### Task instructions
From the records below, pull each line that has "Coquimbo".
[Begin Supplied data]
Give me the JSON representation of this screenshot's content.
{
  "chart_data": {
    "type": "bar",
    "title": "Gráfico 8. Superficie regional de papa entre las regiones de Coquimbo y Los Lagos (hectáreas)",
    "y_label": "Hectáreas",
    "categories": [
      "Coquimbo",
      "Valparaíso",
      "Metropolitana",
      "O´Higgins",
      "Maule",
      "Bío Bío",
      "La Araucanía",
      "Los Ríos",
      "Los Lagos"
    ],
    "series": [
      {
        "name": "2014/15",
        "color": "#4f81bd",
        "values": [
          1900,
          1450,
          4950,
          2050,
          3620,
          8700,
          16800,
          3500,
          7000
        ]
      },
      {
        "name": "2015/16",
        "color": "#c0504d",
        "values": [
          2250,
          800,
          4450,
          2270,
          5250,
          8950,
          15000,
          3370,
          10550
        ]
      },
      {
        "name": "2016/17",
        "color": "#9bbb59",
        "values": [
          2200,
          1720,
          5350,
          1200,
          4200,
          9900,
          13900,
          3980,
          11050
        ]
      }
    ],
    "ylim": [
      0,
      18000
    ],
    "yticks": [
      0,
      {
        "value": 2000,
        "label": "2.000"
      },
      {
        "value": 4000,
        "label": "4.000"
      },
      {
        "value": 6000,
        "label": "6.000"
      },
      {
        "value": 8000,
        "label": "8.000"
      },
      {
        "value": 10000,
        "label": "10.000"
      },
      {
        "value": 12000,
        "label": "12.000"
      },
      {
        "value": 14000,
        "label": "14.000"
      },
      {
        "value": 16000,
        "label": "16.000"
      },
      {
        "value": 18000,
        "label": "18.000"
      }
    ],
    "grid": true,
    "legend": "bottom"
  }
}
[End Supplied data]
### In response
    "title": "Gráfico 8. Superficie regional de papa entre las regiones de Coquimbo y Los Lagos (hectáreas)",
      "Coquimbo",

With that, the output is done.